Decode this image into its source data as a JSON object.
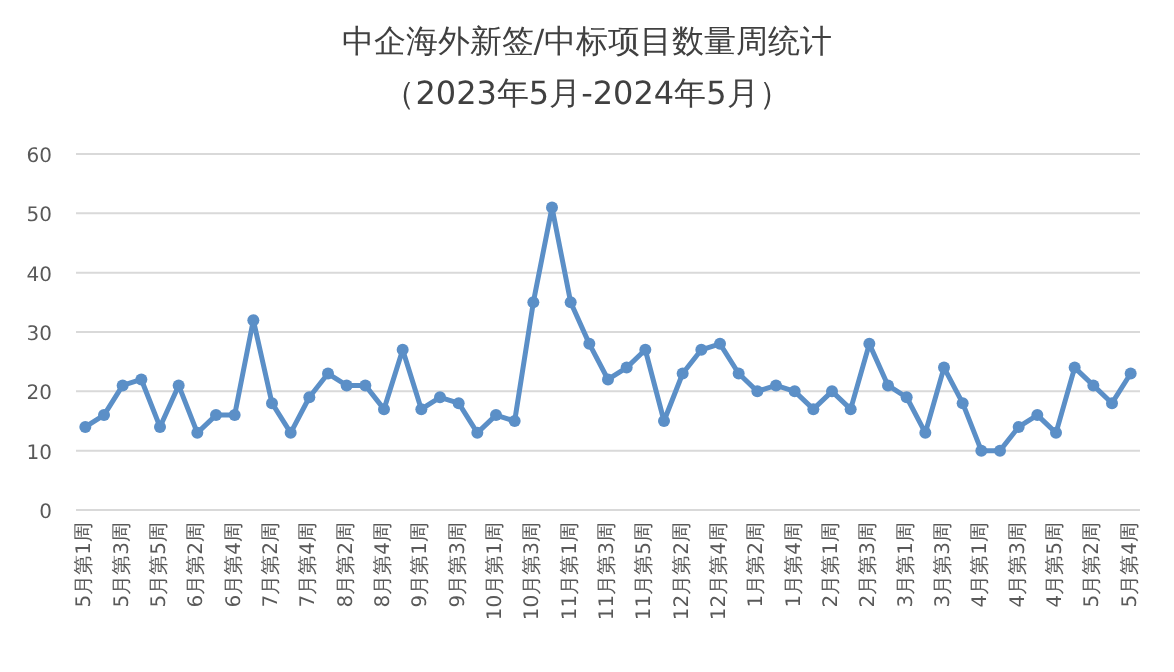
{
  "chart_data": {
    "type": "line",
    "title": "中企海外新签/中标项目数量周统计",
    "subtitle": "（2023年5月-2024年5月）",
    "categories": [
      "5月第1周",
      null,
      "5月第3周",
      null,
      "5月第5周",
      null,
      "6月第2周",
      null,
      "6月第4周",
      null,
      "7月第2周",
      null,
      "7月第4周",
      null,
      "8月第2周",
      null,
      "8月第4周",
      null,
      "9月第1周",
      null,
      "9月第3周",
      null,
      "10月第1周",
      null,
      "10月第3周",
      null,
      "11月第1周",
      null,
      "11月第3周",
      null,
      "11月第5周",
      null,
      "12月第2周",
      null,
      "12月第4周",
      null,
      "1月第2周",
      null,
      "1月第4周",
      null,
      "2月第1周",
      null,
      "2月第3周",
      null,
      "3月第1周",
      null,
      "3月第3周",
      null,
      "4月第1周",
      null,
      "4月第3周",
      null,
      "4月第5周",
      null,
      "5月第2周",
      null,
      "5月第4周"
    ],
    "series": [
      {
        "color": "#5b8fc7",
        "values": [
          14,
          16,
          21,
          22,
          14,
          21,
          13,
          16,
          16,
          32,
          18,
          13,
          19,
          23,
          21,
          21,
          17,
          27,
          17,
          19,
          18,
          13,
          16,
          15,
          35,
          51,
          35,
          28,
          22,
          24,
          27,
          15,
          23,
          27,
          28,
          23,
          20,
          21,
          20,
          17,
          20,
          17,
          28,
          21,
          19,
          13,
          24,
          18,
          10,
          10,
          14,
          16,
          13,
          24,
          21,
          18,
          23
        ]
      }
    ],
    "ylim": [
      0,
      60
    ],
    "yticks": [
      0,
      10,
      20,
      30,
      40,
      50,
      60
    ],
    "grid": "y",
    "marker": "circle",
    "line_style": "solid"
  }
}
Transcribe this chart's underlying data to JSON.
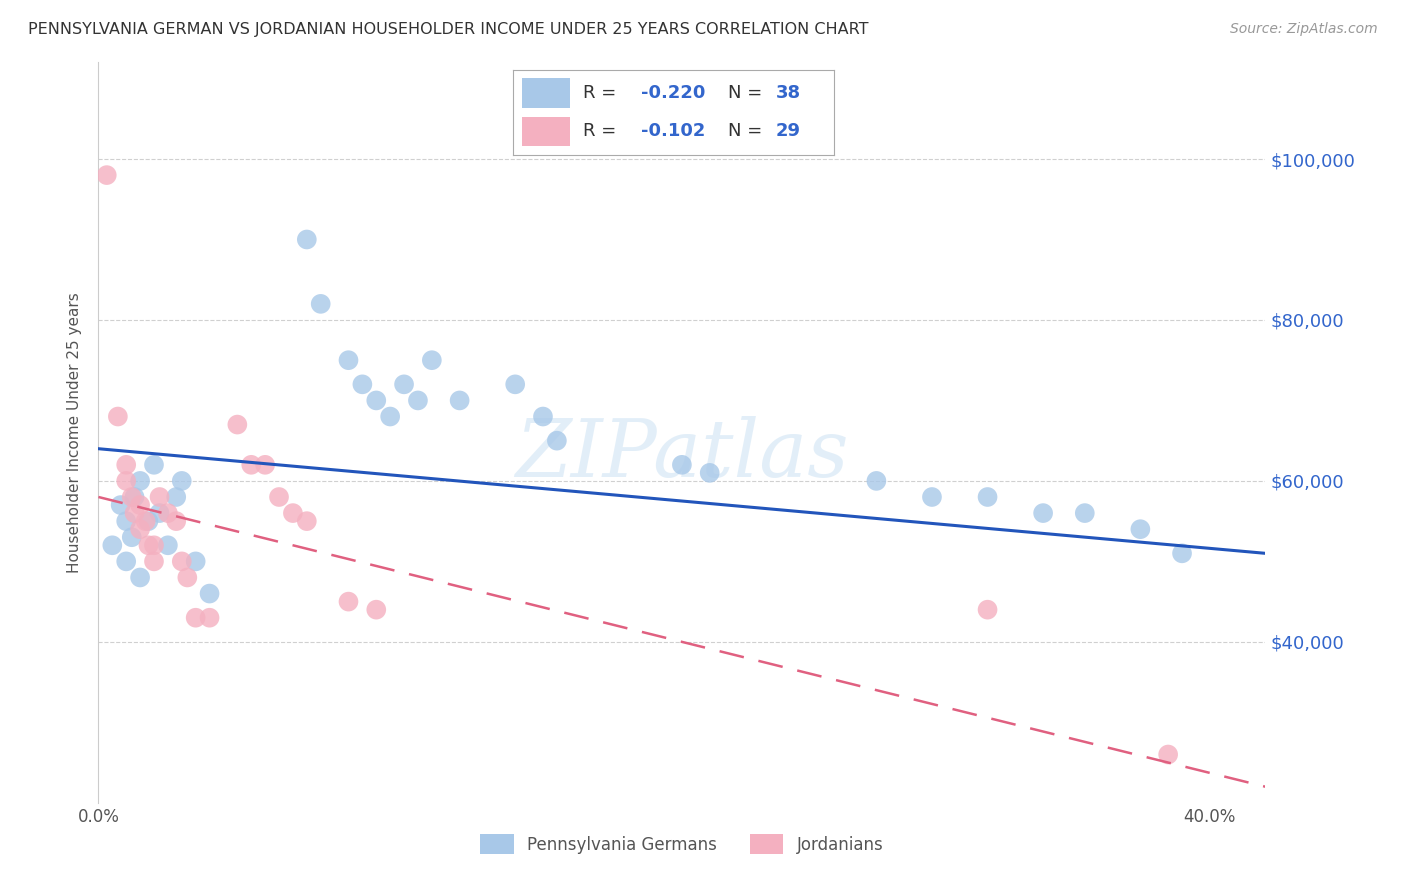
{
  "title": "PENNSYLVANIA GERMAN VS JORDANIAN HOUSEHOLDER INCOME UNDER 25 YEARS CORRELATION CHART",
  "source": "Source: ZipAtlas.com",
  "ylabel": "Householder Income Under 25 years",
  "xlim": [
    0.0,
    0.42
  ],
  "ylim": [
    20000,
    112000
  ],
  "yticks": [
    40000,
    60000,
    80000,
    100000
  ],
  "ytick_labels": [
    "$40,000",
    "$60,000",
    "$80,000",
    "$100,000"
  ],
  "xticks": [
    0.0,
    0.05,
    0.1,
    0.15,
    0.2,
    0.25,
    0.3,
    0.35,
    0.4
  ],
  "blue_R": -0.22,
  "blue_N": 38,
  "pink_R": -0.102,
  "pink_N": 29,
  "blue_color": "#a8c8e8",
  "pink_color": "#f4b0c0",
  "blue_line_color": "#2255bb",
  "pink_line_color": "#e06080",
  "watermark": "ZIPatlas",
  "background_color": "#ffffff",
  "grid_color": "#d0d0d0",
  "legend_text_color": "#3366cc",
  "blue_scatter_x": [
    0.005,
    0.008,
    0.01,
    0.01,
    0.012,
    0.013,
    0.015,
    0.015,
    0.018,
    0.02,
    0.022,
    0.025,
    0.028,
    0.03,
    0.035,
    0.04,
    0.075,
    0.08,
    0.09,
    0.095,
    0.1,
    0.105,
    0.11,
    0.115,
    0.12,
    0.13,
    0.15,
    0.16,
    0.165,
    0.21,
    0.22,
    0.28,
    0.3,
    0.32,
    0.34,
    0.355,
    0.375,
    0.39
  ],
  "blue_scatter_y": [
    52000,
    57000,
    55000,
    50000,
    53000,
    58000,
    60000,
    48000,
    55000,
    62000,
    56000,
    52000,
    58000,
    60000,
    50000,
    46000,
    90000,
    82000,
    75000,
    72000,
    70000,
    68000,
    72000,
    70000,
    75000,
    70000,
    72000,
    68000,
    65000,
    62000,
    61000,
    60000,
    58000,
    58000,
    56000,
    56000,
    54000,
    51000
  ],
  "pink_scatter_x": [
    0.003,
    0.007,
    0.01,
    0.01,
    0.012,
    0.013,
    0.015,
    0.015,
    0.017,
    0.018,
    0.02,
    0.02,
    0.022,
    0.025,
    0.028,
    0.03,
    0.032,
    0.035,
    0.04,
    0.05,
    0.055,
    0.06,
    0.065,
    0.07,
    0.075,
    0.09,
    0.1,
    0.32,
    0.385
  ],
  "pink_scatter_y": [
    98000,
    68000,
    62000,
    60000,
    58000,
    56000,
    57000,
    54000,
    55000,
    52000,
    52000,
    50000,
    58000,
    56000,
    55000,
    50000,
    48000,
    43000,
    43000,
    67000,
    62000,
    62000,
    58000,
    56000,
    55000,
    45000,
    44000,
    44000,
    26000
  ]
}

* * * * * * * * *

What is being asked - Copy out all the data without changing anything, and drop the pictures.

Completed exercise -
Decode this image into its source data as a JSON object.
{
  "chart_data": {
    "type": "line",
    "title": "中企海外新签/中标项目数量周统计",
    "subtitle": "（2023年5月-2024年5月）",
    "categories": [
      "5月第1周",
      null,
      "5月第3周",
      null,
      "5月第5周",
      null,
      "6月第2周",
      null,
      "6月第4周",
      null,
      "7月第2周",
      null,
      "7月第4周",
      null,
      "8月第2周",
      null,
      "8月第4周",
      null,
      "9月第1周",
      null,
      "9月第3周",
      null,
      "10月第1周",
      null,
      "10月第3周",
      null,
      "11月第1周",
      null,
      "11月第3周",
      null,
      "11月第5周",
      null,
      "12月第2周",
      null,
      "12月第4周",
      null,
      "1月第2周",
      null,
      "1月第4周",
      null,
      "2月第1周",
      null,
      "2月第3周",
      null,
      "3月第1周",
      null,
      "3月第3周",
      null,
      "4月第1周",
      null,
      "4月第3周",
      null,
      "4月第5周",
      null,
      "5月第2周",
      null,
      "5月第4周"
    ],
    "series": [
      {
        "color": "#5b8fc7",
        "values": [
          14,
          16,
          21,
          22,
          14,
          21,
          13,
          16,
          16,
          32,
          18,
          13,
          19,
          23,
          21,
          21,
          17,
          27,
          17,
          19,
          18,
          13,
          16,
          15,
          35,
          51,
          35,
          28,
          22,
          24,
          27,
          15,
          23,
          27,
          28,
          23,
          20,
          21,
          20,
          17,
          20,
          17,
          28,
          21,
          19,
          13,
          24,
          18,
          10,
          10,
          14,
          16,
          13,
          24,
          21,
          18,
          23
        ]
      }
    ],
    "ylim": [
      0,
      60
    ],
    "yticks": [
      0,
      10,
      20,
      30,
      40,
      50,
      60
    ],
    "grid": "y",
    "marker": "circle",
    "line_style": "solid"
  }
}
Transcribe this chart's underlying data to JSON.
{
  "title": "PENNSYLVANIA GERMAN VS JORDANIAN HOUSEHOLDER INCOME UNDER 25 YEARS CORRELATION CHART",
  "source": "Source: ZipAtlas.com",
  "ylabel": "Householder Income Under 25 years",
  "xlim": [
    0.0,
    0.42
  ],
  "ylim": [
    20000,
    112000
  ],
  "yticks": [
    40000,
    60000,
    80000,
    100000
  ],
  "ytick_labels": [
    "$40,000",
    "$60,000",
    "$80,000",
    "$100,000"
  ],
  "xticks": [
    0.0,
    0.05,
    0.1,
    0.15,
    0.2,
    0.25,
    0.3,
    0.35,
    0.4
  ],
  "blue_R": -0.22,
  "blue_N": 38,
  "pink_R": -0.102,
  "pink_N": 29,
  "blue_color": "#a8c8e8",
  "pink_color": "#f4b0c0",
  "blue_line_color": "#2255bb",
  "pink_line_color": "#e06080",
  "watermark": "ZIPatlas",
  "background_color": "#ffffff",
  "grid_color": "#d0d0d0",
  "legend_text_color": "#3366cc",
  "blue_scatter_x": [
    0.005,
    0.008,
    0.01,
    0.01,
    0.012,
    0.013,
    0.015,
    0.015,
    0.018,
    0.02,
    0.022,
    0.025,
    0.028,
    0.03,
    0.035,
    0.04,
    0.075,
    0.08,
    0.09,
    0.095,
    0.1,
    0.105,
    0.11,
    0.115,
    0.12,
    0.13,
    0.15,
    0.16,
    0.165,
    0.21,
    0.22,
    0.28,
    0.3,
    0.32,
    0.34,
    0.355,
    0.375,
    0.39
  ],
  "blue_scatter_y": [
    52000,
    57000,
    55000,
    50000,
    53000,
    58000,
    60000,
    48000,
    55000,
    62000,
    56000,
    52000,
    58000,
    60000,
    50000,
    46000,
    90000,
    82000,
    75000,
    72000,
    70000,
    68000,
    72000,
    70000,
    75000,
    70000,
    72000,
    68000,
    65000,
    62000,
    61000,
    60000,
    58000,
    58000,
    56000,
    56000,
    54000,
    51000
  ],
  "pink_scatter_x": [
    0.003,
    0.007,
    0.01,
    0.01,
    0.012,
    0.013,
    0.015,
    0.015,
    0.017,
    0.018,
    0.02,
    0.02,
    0.022,
    0.025,
    0.028,
    0.03,
    0.032,
    0.035,
    0.04,
    0.05,
    0.055,
    0.06,
    0.065,
    0.07,
    0.075,
    0.09,
    0.1,
    0.32,
    0.385
  ],
  "pink_scatter_y": [
    98000,
    68000,
    62000,
    60000,
    58000,
    56000,
    57000,
    54000,
    55000,
    52000,
    52000,
    50000,
    58000,
    56000,
    55000,
    50000,
    48000,
    43000,
    43000,
    67000,
    62000,
    62000,
    58000,
    56000,
    55000,
    45000,
    44000,
    44000,
    26000
  ]
}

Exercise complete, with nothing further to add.